◆ **SET TASK**
Return every record below exactly as written, but leave out the pictures.

■ ■ ■ ■

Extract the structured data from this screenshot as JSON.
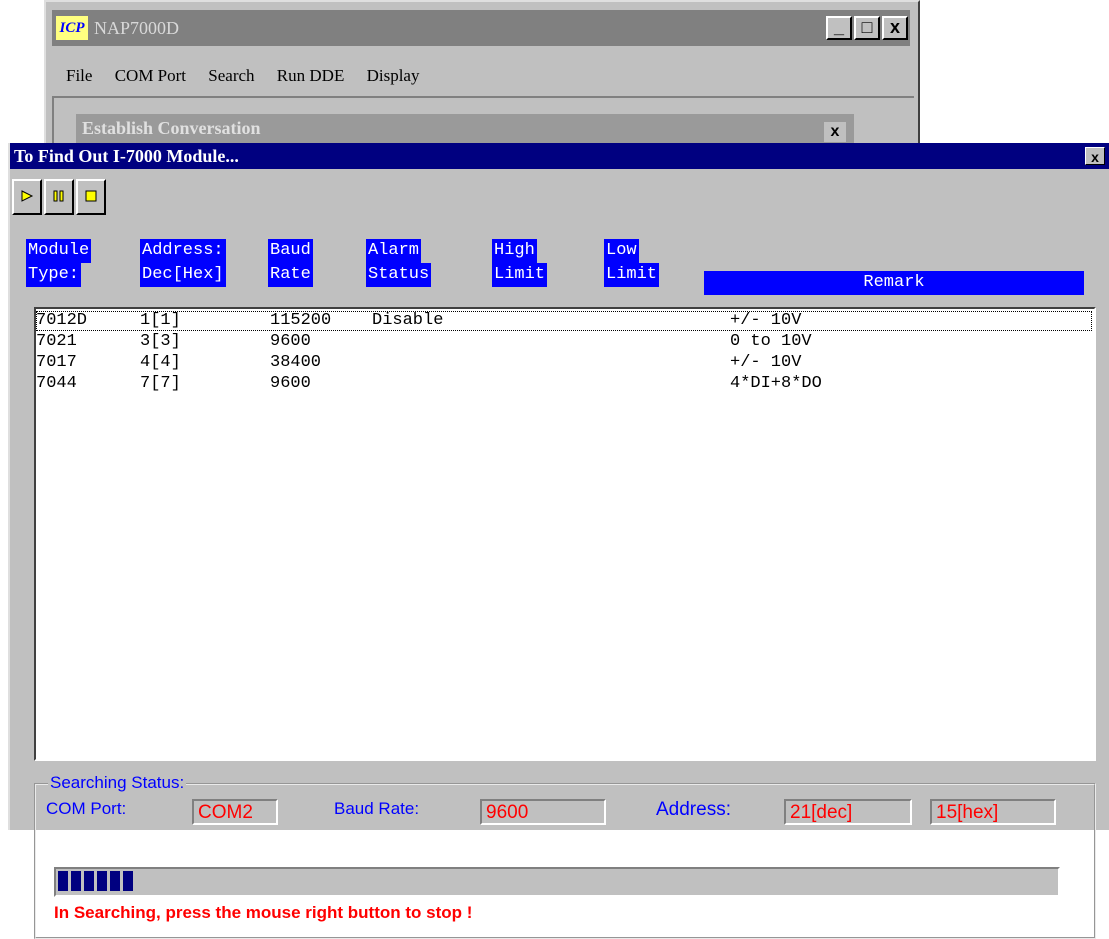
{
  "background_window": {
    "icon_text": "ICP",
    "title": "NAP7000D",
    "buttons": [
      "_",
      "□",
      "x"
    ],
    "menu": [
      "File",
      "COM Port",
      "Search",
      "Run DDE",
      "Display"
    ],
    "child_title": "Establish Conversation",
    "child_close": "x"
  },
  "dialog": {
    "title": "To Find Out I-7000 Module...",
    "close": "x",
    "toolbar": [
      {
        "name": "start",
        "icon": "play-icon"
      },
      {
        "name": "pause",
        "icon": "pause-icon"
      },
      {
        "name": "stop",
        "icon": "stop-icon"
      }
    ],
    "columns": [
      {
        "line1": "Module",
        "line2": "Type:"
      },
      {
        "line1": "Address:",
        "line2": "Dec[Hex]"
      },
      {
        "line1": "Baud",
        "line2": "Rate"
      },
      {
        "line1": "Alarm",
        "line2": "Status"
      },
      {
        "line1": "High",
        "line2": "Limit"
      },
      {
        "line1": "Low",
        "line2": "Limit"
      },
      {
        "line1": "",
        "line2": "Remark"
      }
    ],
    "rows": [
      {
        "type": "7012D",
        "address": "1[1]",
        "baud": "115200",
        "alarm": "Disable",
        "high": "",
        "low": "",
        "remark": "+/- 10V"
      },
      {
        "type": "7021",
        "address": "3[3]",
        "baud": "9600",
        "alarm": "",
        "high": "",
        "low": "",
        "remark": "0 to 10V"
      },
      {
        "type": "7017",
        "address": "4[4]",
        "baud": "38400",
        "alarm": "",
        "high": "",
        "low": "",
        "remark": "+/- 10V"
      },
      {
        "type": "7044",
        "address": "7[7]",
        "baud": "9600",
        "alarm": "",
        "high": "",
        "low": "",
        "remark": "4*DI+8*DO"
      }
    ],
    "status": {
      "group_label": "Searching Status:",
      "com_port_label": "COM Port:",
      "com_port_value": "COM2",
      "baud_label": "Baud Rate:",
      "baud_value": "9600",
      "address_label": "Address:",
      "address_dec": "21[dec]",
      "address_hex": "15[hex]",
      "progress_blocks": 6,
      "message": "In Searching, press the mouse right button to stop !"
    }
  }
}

■ ■ ■ ■

◆ **EXERCISE RESULT**
Extract the structured data from this screenshot as JSON.
{
  "background_window": {
    "icon_text": "ICP",
    "title": "NAP7000D",
    "buttons": [
      "_",
      "□",
      "x"
    ],
    "menu": [
      "File",
      "COM Port",
      "Search",
      "Run DDE",
      "Display"
    ],
    "child_title": "Establish Conversation",
    "child_close": "x"
  },
  "dialog": {
    "title": "To Find Out I-7000 Module...",
    "close": "x",
    "toolbar": [
      {
        "name": "start",
        "icon": "play-icon"
      },
      {
        "name": "pause",
        "icon": "pause-icon"
      },
      {
        "name": "stop",
        "icon": "stop-icon"
      }
    ],
    "columns": [
      {
        "line1": "Module",
        "line2": "Type:"
      },
      {
        "line1": "Address:",
        "line2": "Dec[Hex]"
      },
      {
        "line1": "Baud",
        "line2": "Rate"
      },
      {
        "line1": "Alarm",
        "line2": "Status"
      },
      {
        "line1": "High",
        "line2": "Limit"
      },
      {
        "line1": "Low",
        "line2": "Limit"
      },
      {
        "line1": "",
        "line2": "Remark"
      }
    ],
    "rows": [
      {
        "type": "7012D",
        "address": "1[1]",
        "baud": "115200",
        "alarm": "Disable",
        "high": "",
        "low": "",
        "remark": "+/- 10V"
      },
      {
        "type": "7021",
        "address": "3[3]",
        "baud": "9600",
        "alarm": "",
        "high": "",
        "low": "",
        "remark": "0 to 10V"
      },
      {
        "type": "7017",
        "address": "4[4]",
        "baud": "38400",
        "alarm": "",
        "high": "",
        "low": "",
        "remark": "+/- 10V"
      },
      {
        "type": "7044",
        "address": "7[7]",
        "baud": "9600",
        "alarm": "",
        "high": "",
        "low": "",
        "remark": "4*DI+8*DO"
      }
    ],
    "status": {
      "group_label": "Searching Status:",
      "com_port_label": "COM Port:",
      "com_port_value": "COM2",
      "baud_label": "Baud Rate:",
      "baud_value": "9600",
      "address_label": "Address:",
      "address_dec": "21[dec]",
      "address_hex": "15[hex]",
      "progress_blocks": 6,
      "message": "In Searching, press the mouse right button to stop !"
    }
  }
}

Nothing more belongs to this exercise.